▶ **Directions**
Exactly reproduce each line of the listing that follows.

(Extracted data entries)
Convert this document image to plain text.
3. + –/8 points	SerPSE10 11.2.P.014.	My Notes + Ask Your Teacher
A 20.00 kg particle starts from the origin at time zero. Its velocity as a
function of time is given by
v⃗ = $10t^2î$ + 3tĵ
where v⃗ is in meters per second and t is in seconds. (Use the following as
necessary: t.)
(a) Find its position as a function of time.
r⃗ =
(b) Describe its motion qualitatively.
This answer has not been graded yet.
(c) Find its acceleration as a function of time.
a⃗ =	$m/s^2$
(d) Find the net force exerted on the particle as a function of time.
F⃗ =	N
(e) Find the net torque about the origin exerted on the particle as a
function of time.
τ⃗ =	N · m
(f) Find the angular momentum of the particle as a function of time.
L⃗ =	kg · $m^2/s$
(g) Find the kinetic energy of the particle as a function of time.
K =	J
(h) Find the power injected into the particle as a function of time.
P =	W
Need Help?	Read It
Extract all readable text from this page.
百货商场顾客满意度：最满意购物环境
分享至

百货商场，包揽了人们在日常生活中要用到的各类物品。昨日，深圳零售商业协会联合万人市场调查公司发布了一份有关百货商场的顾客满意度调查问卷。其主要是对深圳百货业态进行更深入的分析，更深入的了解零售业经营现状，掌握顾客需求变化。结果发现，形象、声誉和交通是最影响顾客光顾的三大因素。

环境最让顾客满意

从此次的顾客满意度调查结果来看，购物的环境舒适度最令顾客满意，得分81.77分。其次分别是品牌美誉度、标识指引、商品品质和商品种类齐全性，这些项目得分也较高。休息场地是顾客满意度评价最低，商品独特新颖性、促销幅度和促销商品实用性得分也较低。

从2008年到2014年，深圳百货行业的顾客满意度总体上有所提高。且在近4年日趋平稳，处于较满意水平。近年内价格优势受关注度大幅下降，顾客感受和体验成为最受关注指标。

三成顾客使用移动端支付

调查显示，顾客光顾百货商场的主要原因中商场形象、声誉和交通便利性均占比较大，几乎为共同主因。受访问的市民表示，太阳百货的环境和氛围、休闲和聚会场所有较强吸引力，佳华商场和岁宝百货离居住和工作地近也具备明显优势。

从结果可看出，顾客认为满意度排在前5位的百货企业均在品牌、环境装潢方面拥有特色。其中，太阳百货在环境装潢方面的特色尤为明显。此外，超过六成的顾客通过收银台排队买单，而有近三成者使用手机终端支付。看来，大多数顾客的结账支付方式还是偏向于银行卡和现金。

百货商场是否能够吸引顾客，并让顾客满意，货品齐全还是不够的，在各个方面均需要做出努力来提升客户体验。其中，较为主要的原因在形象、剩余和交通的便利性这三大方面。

▶ **Correct response**
Convert this document image to plain text.
3. + –/8 points	SerPSE10 11.2.P.014.	My Notes + Ask Your Teacher
A 20.00 kg particle starts from the origin at time zero. Its velocity as a
function of time is given by
v⃗ = $10t^2î$ + 3tĵ
where v⃗ is in meters per second and t is in seconds. (Use the following as
necessary: t.)
(a) Find its position as a function of time.
r⃗ =
(b) Describe its motion qualitatively.
This answer has not been graded yet.
(c) Find its acceleration as a function of time.
a⃗ =	$m/s^2$
(d) Find the net force exerted on the particle as a function of time.
F⃗ =	N
(e) Find the net torque about the origin exerted on the particle as a
function of time.
τ⃗ =	N · m
(f) Find the angular momentum of the particle as a function of time.
L⃗ =	kg · $m^2/s$
(g) Find the kinetic energy of the particle as a function of time.
K =	J
(h) Find the power injected into the particle as a function of time.
P =	W
Need Help?	Read It
Extract all readable text from this page.
百货商场顾客满意度：最满意购物环境
分享至

百货商场，包揽了人们在日常生活中要用到的各类物品。昨日，深圳零售商业协会联合万人市场调查公司发布了一份有关百货商场的顾客满意度调查问卷。其主要是对深圳百货业态进行更深入的分析，更深入的了解零售业经营现状，掌握顾客需求变化。结果发现，形象、声誉和交通是最影响顾客光顾的三大因素。

环境最让顾客满意

从此次的顾客满意度调查结果来看，购物的环境舒适度最令顾客满意，得分81.77分。其次分别是品牌美誉度、标识指引、商品品质和商品种类齐全性，这些项目得分也较高。休息场地是顾客满意度评价最低，商品独特新颖性、促销幅度和促销商品实用性得分也较低。

从2008年到2014年，深圳百货行业的顾客满意度总体上有所提高。且在近4年日趋平稳，处于较满意水平。近年内价格优势受关注度大幅下降，顾客感受和体验成为最受关注指标。

三成顾客使用移动端支付

调查显示，顾客光顾百货商场的主要原因中商场形象、声誉和交通便利性均占比较大，几乎为共同主因。受访问的市民表示，太阳百货的环境和氛围、休闲和聚会场所有较强吸引力，佳华商场和岁宝百货离居住和工作地近也具备明显优势。

从结果可看出，顾客认为满意度排在前5位的百货企业均在品牌、环境装潢方面拥有特色。其中，太阳百货在环境装潢方面的特色尤为明显。此外，超过六成的顾客通过收银台排队买单，而有近三成者使用手机终端支付。看来，大多数顾客的结账支付方式还是偏向于银行卡和现金。

百货商场是否能够吸引顾客，并让顾客满意，货品齐全还是不够的，在各个方面均需要做出努力来提升客户体验。其中，较为主要的原因在形象、剩余和交通的便利性这三大方面。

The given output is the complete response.